• **Records for this exercise**:
Begin

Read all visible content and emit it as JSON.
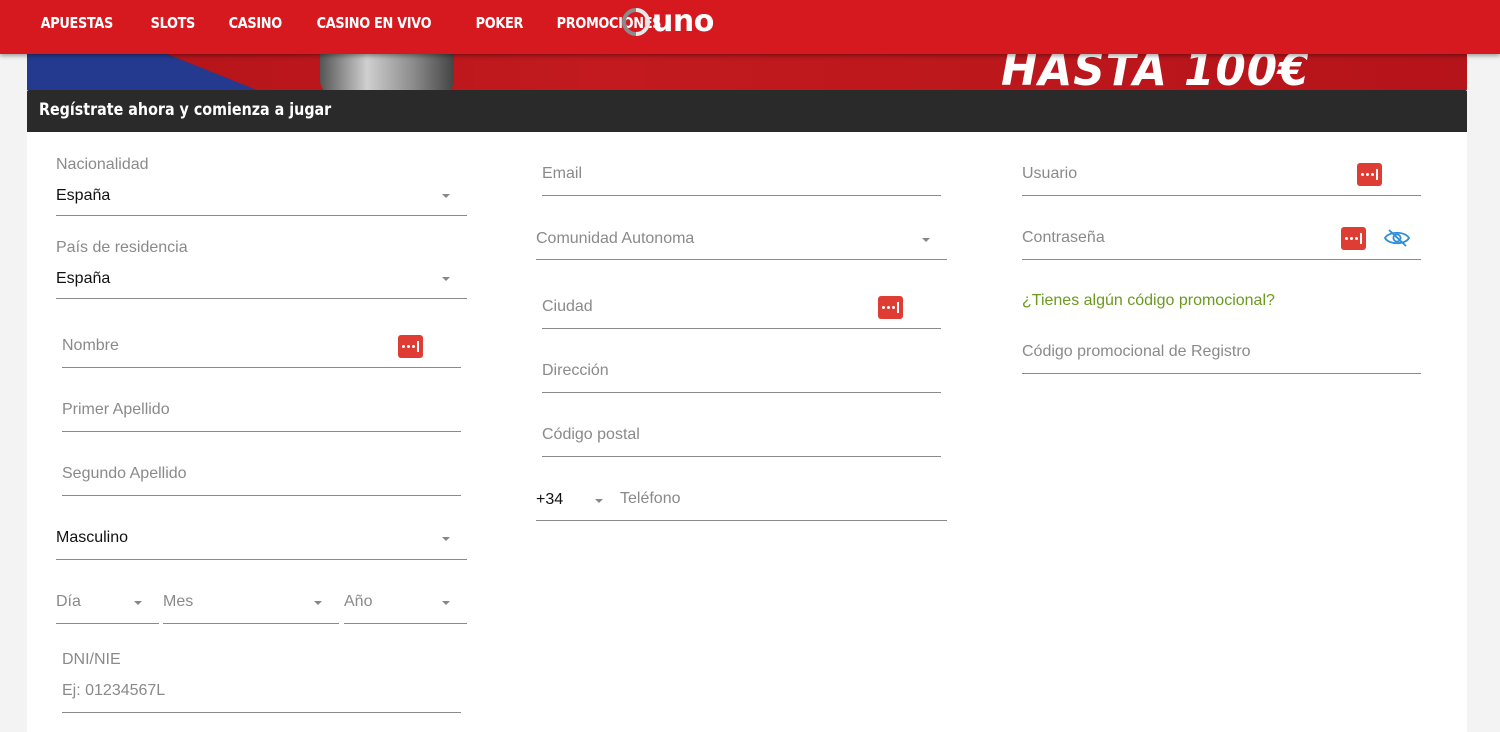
{
  "nav": {
    "items": [
      "APUESTAS",
      "SLOTS",
      "CASINO",
      "CASINO EN VIVO",
      "POKER",
      "PROMOCIONES"
    ],
    "brand": "uno"
  },
  "banner": {
    "text": "HASTA 100€"
  },
  "form": {
    "title": "Regístrate ahora y comienza a jugar",
    "nationality": {
      "label": "Nacionalidad",
      "value": "España"
    },
    "residence": {
      "label": "País de residencia",
      "value": "España"
    },
    "first_name": {
      "placeholder": "Nombre"
    },
    "last_name_1": {
      "placeholder": "Primer Apellido"
    },
    "last_name_2": {
      "placeholder": "Segundo Apellido"
    },
    "gender": {
      "value": "Masculino"
    },
    "birth": {
      "day": "Día",
      "month": "Mes",
      "year": "Año"
    },
    "dni": {
      "label": "DNI/NIE",
      "placeholder": "Ej: 01234567L"
    },
    "email": {
      "placeholder": "Email"
    },
    "region": {
      "placeholder": "Comunidad Autonoma"
    },
    "city": {
      "placeholder": "Ciudad"
    },
    "address": {
      "placeholder": "Dirección"
    },
    "postal_code": {
      "placeholder": "Código postal"
    },
    "phone": {
      "prefix": "+34",
      "placeholder": "Teléfono"
    },
    "username": {
      "placeholder": "Usuario"
    },
    "password": {
      "placeholder": "Contraseña"
    },
    "promo_link": "¿Tienes algún código promocional?",
    "promo_code": {
      "placeholder": "Código promocional de Registro"
    }
  },
  "colors": {
    "topbar": "#d6181f",
    "header": "#2a2a2a",
    "link": "#6a9a1f",
    "keypass": "#df3d34",
    "eye": "#2d8fd5"
  },
  "icons": [
    "uno-logo-icon",
    "password-manager-icon",
    "eye-hidden-icon",
    "chevron-down-icon"
  ]
}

End

• **Task directions**:
Working from the lines above, reproduce the material exactly and exclude its pictures.

• **Solution to this task**:
Read all visible content and emit it as JSON.
{
  "nav": {
    "items": [
      "APUESTAS",
      "SLOTS",
      "CASINO",
      "CASINO EN VIVO",
      "POKER",
      "PROMOCIONES"
    ],
    "brand": "uno"
  },
  "banner": {
    "text": "HASTA 100€"
  },
  "form": {
    "title": "Regístrate ahora y comienza a jugar",
    "nationality": {
      "label": "Nacionalidad",
      "value": "España"
    },
    "residence": {
      "label": "País de residencia",
      "value": "España"
    },
    "first_name": {
      "placeholder": "Nombre"
    },
    "last_name_1": {
      "placeholder": "Primer Apellido"
    },
    "last_name_2": {
      "placeholder": "Segundo Apellido"
    },
    "gender": {
      "value": "Masculino"
    },
    "birth": {
      "day": "Día",
      "month": "Mes",
      "year": "Año"
    },
    "dni": {
      "label": "DNI/NIE",
      "placeholder": "Ej: 01234567L"
    },
    "email": {
      "placeholder": "Email"
    },
    "region": {
      "placeholder": "Comunidad Autonoma"
    },
    "city": {
      "placeholder": "Ciudad"
    },
    "address": {
      "placeholder": "Dirección"
    },
    "postal_code": {
      "placeholder": "Código postal"
    },
    "phone": {
      "prefix": "+34",
      "placeholder": "Teléfono"
    },
    "username": {
      "placeholder": "Usuario"
    },
    "password": {
      "placeholder": "Contraseña"
    },
    "promo_link": "¿Tienes algún código promocional?",
    "promo_code": {
      "placeholder": "Código promocional de Registro"
    }
  },
  "colors": {
    "topbar": "#d6181f",
    "header": "#2a2a2a",
    "link": "#6a9a1f",
    "keypass": "#df3d34",
    "eye": "#2d8fd5"
  },
  "icons": [
    "uno-logo-icon",
    "password-manager-icon",
    "eye-hidden-icon",
    "chevron-down-icon"
  ]
}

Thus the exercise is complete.